**EXERCISE PROMPT:** Using the entries that follow, collect the lines where the word "ylabel" appears.

**DATA FOR THIS EXERCISE:**

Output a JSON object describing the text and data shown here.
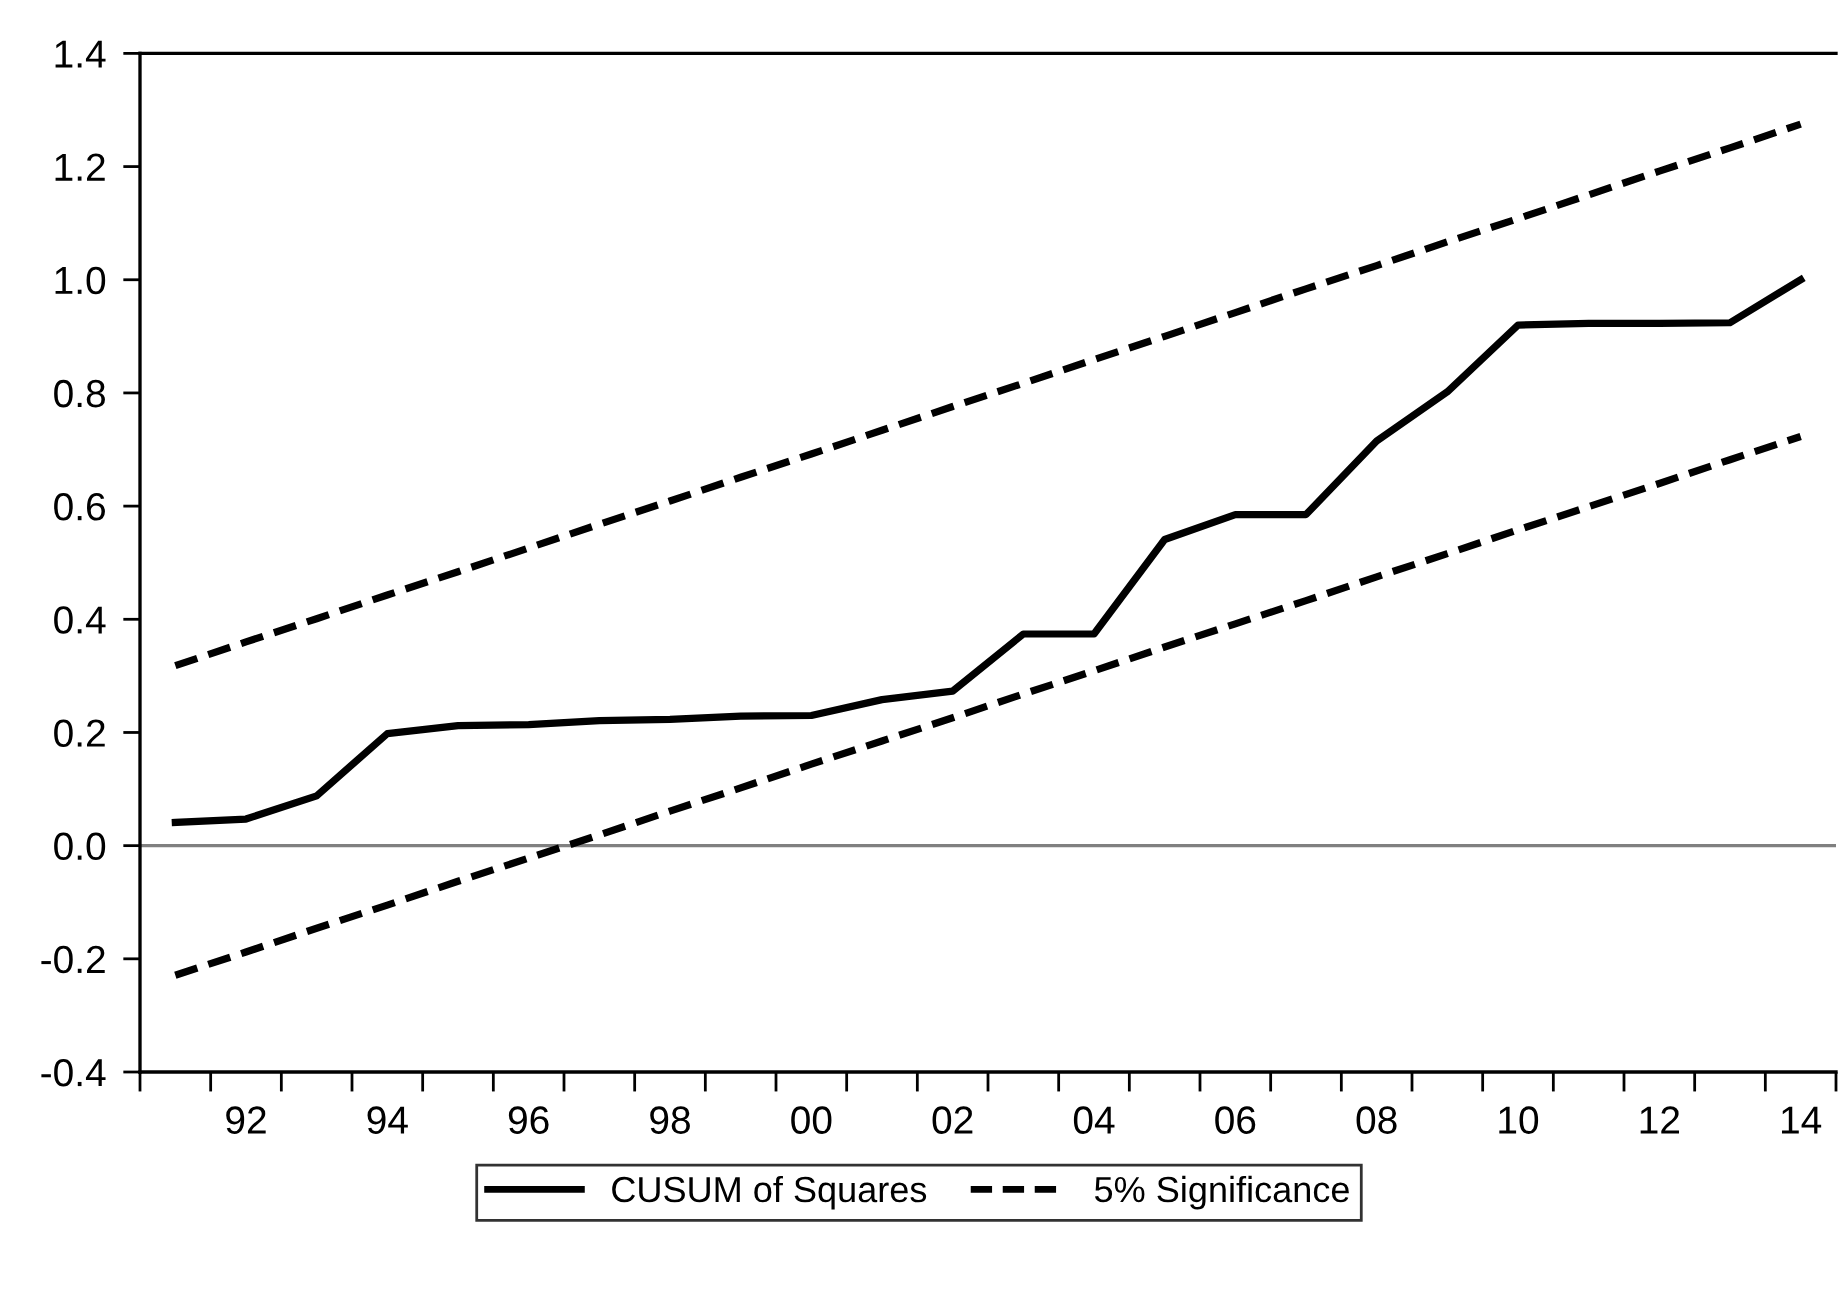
{
  "chart_data": {
    "type": "line",
    "categories": [
      null,
      "92",
      null,
      "94",
      null,
      "96",
      null,
      "98",
      null,
      "00",
      null,
      "02",
      null,
      "04",
      null,
      "06",
      null,
      "08",
      null,
      "10",
      null,
      "12",
      null,
      "14"
    ],
    "series": [
      {
        "name": "CUSUM of Squares",
        "color": "#000000",
        "line_style": "solid",
        "values": [
          0.041,
          0.047,
          0.088,
          0.198,
          0.212,
          0.214,
          0.221,
          0.223,
          0.229,
          0.23,
          0.258,
          0.273,
          0.374,
          0.374,
          0.541,
          0.585,
          0.585,
          0.715,
          0.802,
          0.92,
          0.923,
          0.923,
          0.924,
          1.0
        ]
      },
      {
        "name": "5% Significance",
        "color": "#000000",
        "line_style": "dashed",
        "values": [
          0.318,
          0.36,
          0.401,
          0.443,
          0.484,
          0.526,
          0.568,
          0.609,
          0.651,
          0.692,
          0.734,
          0.776,
          0.817,
          0.859,
          0.9,
          0.942,
          0.984,
          1.025,
          1.067,
          1.108,
          1.15,
          1.192,
          1.233,
          1.275
        ]
      },
      {
        "color": "#000000",
        "line_style": "dashed",
        "values": [
          -0.229,
          -0.188,
          -0.146,
          -0.105,
          -0.063,
          -0.022,
          0.019,
          0.061,
          0.102,
          0.144,
          0.185,
          0.226,
          0.268,
          0.309,
          0.351,
          0.392,
          0.433,
          0.475,
          0.516,
          0.558,
          0.599,
          0.64,
          0.682,
          0.723
        ]
      }
    ],
    "ylim": [
      -0.4,
      1.4
    ],
    "yticks": [
      -0.4,
      -0.2,
      {
        "value": 0,
        "label": "0.0"
      },
      0.2,
      0.4,
      0.6,
      0.8,
      {
        "value": 1,
        "label": "1.0"
      },
      1.2,
      1.4
    ],
    "ref_lines": [
      {
        "axis": "y",
        "value": 0,
        "color": "#808080"
      }
    ],
    "legend": "bottom",
    "grid": false,
    "marker": "none"
  }
}
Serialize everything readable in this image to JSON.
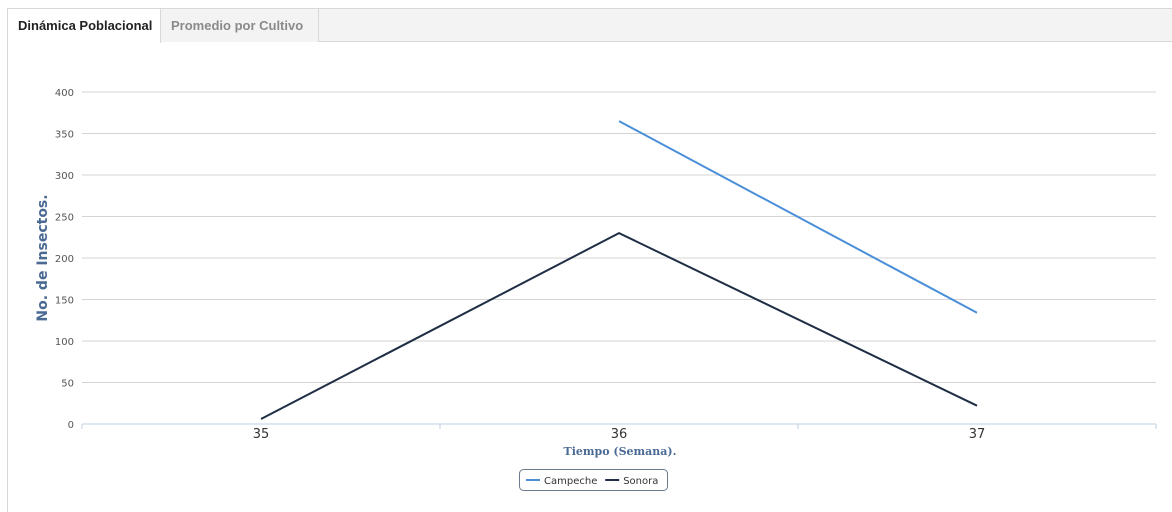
{
  "tabs": [
    {
      "label": "Dinámica Poblacional",
      "active": true
    },
    {
      "label": "Promedio por Cultivo",
      "active": false
    }
  ],
  "chart_data": {
    "type": "line",
    "title": "",
    "xlabel": "Tiempo (Semana).",
    "ylabel": "No. de Insectos.",
    "categories": [
      "35",
      "36",
      "37"
    ],
    "ylim": [
      0,
      400
    ],
    "yticks": [
      0,
      50,
      100,
      150,
      200,
      250,
      300,
      350,
      400
    ],
    "grid": true,
    "legend_position": "bottom-center",
    "series": [
      {
        "name": "Campeche",
        "color": "#4a8fd8",
        "values": [
          null,
          365,
          134
        ]
      },
      {
        "name": "Sonora",
        "color": "#1f2e44",
        "values": [
          6,
          230,
          22
        ]
      }
    ]
  }
}
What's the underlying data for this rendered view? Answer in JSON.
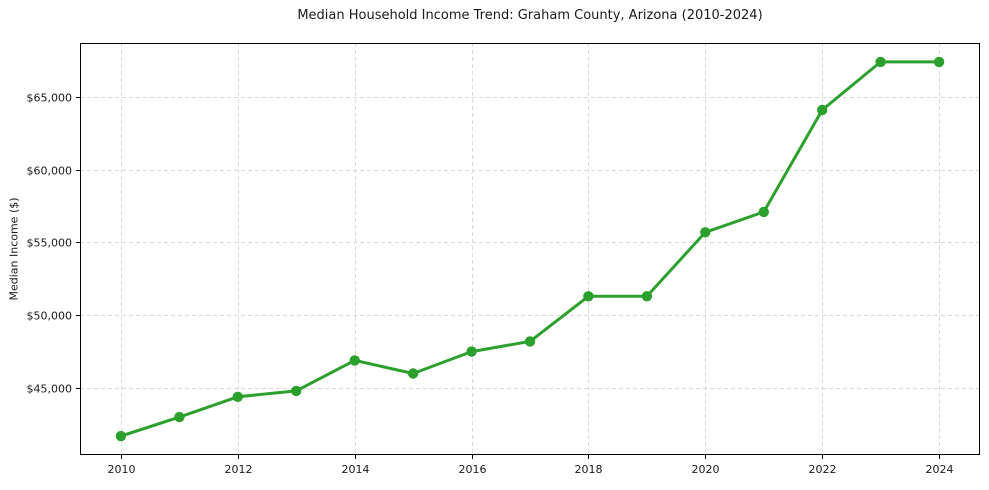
{
  "chart_data": {
    "type": "line",
    "title": "Median Household Income Trend: Graham County, Arizona (2010-2024)",
    "ylabel": "Median Income ($)",
    "xlabel": "",
    "x": [
      2010,
      2011,
      2012,
      2013,
      2014,
      2015,
      2016,
      2017,
      2018,
      2019,
      2020,
      2021,
      2022,
      2023,
      2024
    ],
    "series": [
      {
        "name": "Median Household Income",
        "values": [
          41700,
          43000,
          44400,
          44800,
          46900,
          46000,
          47500,
          48200,
          51300,
          51300,
          55700,
          57100,
          64100,
          67400,
          67400
        ],
        "color": "#2ca02c"
      }
    ],
    "xlim": [
      2009.3,
      2024.7
    ],
    "ylim": [
      40400,
      68700
    ],
    "x_ticks": [
      2010,
      2012,
      2014,
      2016,
      2018,
      2020,
      2022,
      2024
    ],
    "y_ticks": [
      45000,
      50000,
      55000,
      60000,
      65000
    ],
    "y_tick_labels": [
      "$45,000",
      "$50,000",
      "$55,000",
      "$60,000",
      "$65,000"
    ],
    "grid": true,
    "grid_color": "#d9d9d9",
    "frame_color": "#000000",
    "tick_text_color": "#1a1a1a",
    "marker": "circle",
    "legend_position": "none"
  }
}
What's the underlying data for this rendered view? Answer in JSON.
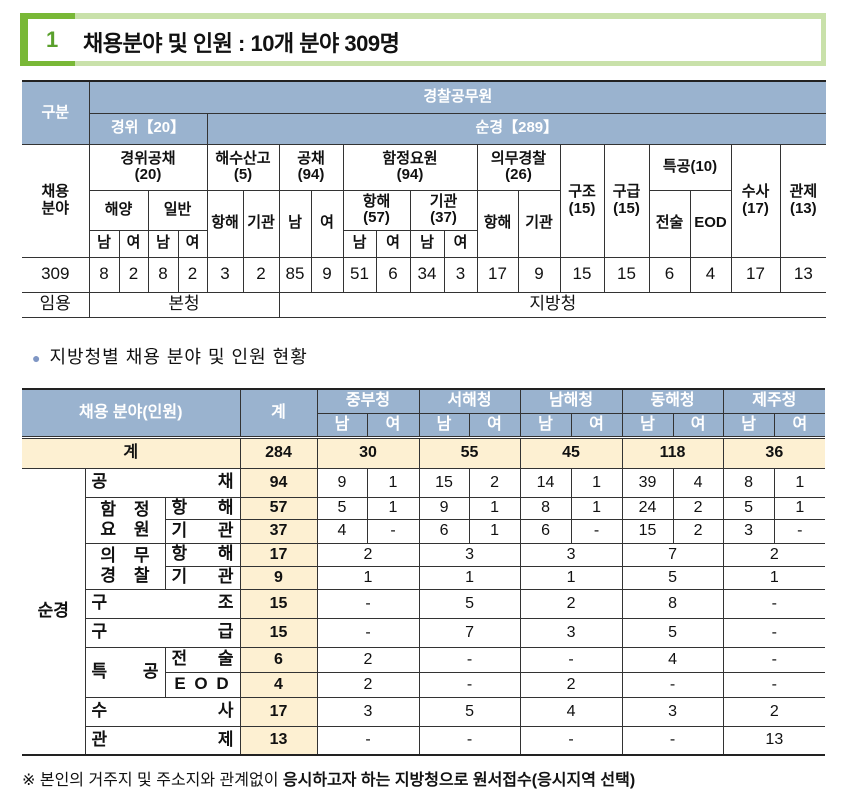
{
  "title": {
    "number": "1",
    "text": "채용분야 및 인원 : 10개 분야 309명"
  },
  "table1": {
    "gubun": "구분",
    "police": "경찰공무원",
    "gyeongwi": "경위【20】",
    "sungyeong": "순경【289】",
    "field_label": "채용\n분야",
    "groups": {
      "gyeongwi_gongchae": "경위공채\n(20)",
      "haesu": "해수산고\n(5)",
      "gongchae": "공채\n(94)",
      "hamjeong": "함정요원\n(94)",
      "uimu": "의무경찰\n(26)",
      "gujo": "구조\n(15)",
      "gugeup": "구급\n(15)",
      "teukgong": "특공(10)",
      "susa": "수사\n(17)",
      "gwanje": "관제\n(13)"
    },
    "sub": {
      "haeyang": "해양",
      "ilban": "일반",
      "hanghae": "항해",
      "gigwan": "기관",
      "nam": "남",
      "yeo": "여",
      "hanghae57": "항해\n(57)",
      "gigwan37": "기관\n(37)",
      "jeonsul": "전술",
      "eod": "EOD"
    },
    "total": "309",
    "values": [
      "8",
      "2",
      "8",
      "2",
      "3",
      "2",
      "85",
      "9",
      "51",
      "6",
      "34",
      "3",
      "17",
      "9",
      "15",
      "15",
      "6",
      "4",
      "17",
      "13"
    ],
    "appoint_label": "임용",
    "appoint_hq": "본청",
    "appoint_regional": "지방청"
  },
  "subtitle": "지방청별 채용 분야 및 인원 현황",
  "table2": {
    "field": "채용 분야(인원)",
    "total": "계",
    "regions": [
      "중부청",
      "서해청",
      "남해청",
      "동해청",
      "제주청"
    ],
    "male": "남",
    "female": "여",
    "total_row": {
      "label": "계",
      "total": "284",
      "regions": [
        "30",
        "55",
        "45",
        "118",
        "36"
      ]
    },
    "group": "순경",
    "labels": {
      "gongchae": [
        "공",
        "채"
      ],
      "hamjeong": [
        "함",
        "정",
        "요",
        "원"
      ],
      "uimu": [
        "의",
        "무",
        "경",
        "찰"
      ],
      "hanghae": [
        "항",
        "해"
      ],
      "gigwan": [
        "기",
        "관"
      ],
      "gujo": [
        "구",
        "조"
      ],
      "gugeup": [
        "구",
        "급"
      ],
      "teukgong": [
        "특",
        "공"
      ],
      "jeonsul": [
        "전",
        "술"
      ],
      "eod": "E O D",
      "susa": [
        "수",
        "사"
      ],
      "gwanje": [
        "관",
        "제"
      ]
    },
    "rows": [
      {
        "total": "94",
        "split": true,
        "values": [
          "9",
          "1",
          "15",
          "2",
          "14",
          "1",
          "39",
          "4",
          "8",
          "1"
        ]
      },
      {
        "total": "57",
        "split": true,
        "values": [
          "5",
          "1",
          "9",
          "1",
          "8",
          "1",
          "24",
          "2",
          "5",
          "1"
        ]
      },
      {
        "total": "37",
        "split": true,
        "values": [
          "4",
          "-",
          "6",
          "1",
          "6",
          "-",
          "15",
          "2",
          "3",
          "-"
        ]
      },
      {
        "total": "17",
        "split": false,
        "values": [
          "2",
          "3",
          "3",
          "7",
          "2"
        ]
      },
      {
        "total": "9",
        "split": false,
        "values": [
          "1",
          "1",
          "1",
          "5",
          "1"
        ]
      },
      {
        "total": "15",
        "split": false,
        "values": [
          "-",
          "5",
          "2",
          "8",
          "-"
        ]
      },
      {
        "total": "15",
        "split": false,
        "values": [
          "-",
          "7",
          "3",
          "5",
          "-"
        ]
      },
      {
        "total": "6",
        "split": false,
        "values": [
          "2",
          "-",
          "-",
          "4",
          "-"
        ]
      },
      {
        "total": "4",
        "split": false,
        "values": [
          "2",
          "-",
          "2",
          "-",
          "-"
        ]
      },
      {
        "total": "17",
        "split": false,
        "values": [
          "3",
          "5",
          "4",
          "3",
          "2"
        ]
      },
      {
        "total": "13",
        "split": false,
        "values": [
          "-",
          "-",
          "-",
          "-",
          "13"
        ]
      }
    ]
  },
  "footnote": {
    "normal": "※ 본인의 거주지 및 주소지와 관계없이 ",
    "bold": "응시하고자 하는 지방청으로 원서접수(응시지역 선택)"
  },
  "colors": {
    "header": "#9ab3cf",
    "total_bg": "#fdf0d2",
    "title_green": "#79b837",
    "title_border": "#c9e1aa"
  }
}
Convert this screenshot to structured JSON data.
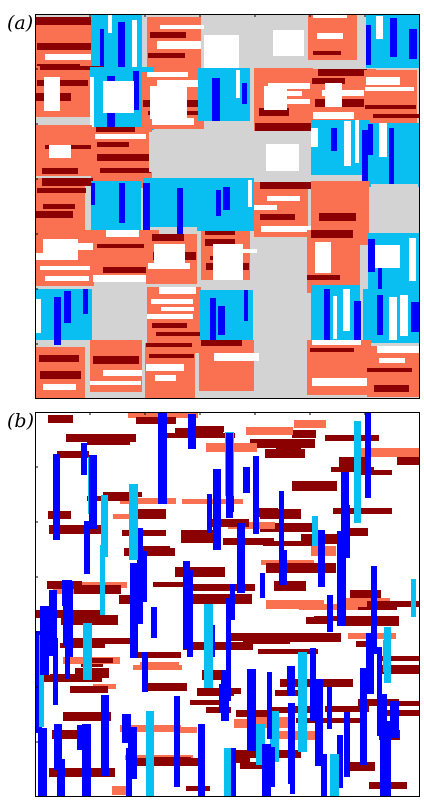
{
  "panels": [
    {
      "label": "(a)"
    },
    {
      "label": "(b)"
    }
  ],
  "colors": {
    "gray": "#d3d3d3",
    "salmon": "#fa7152",
    "darkred": "#8b0000",
    "lightblue": "#09bff2",
    "blue": "#0000ff",
    "white": "#ffffff",
    "frame": "#000000"
  }
}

**THE OUTPUT:**
    "ylabel": "No. de Insectos.",
    "ylabel": "Median Income ($)",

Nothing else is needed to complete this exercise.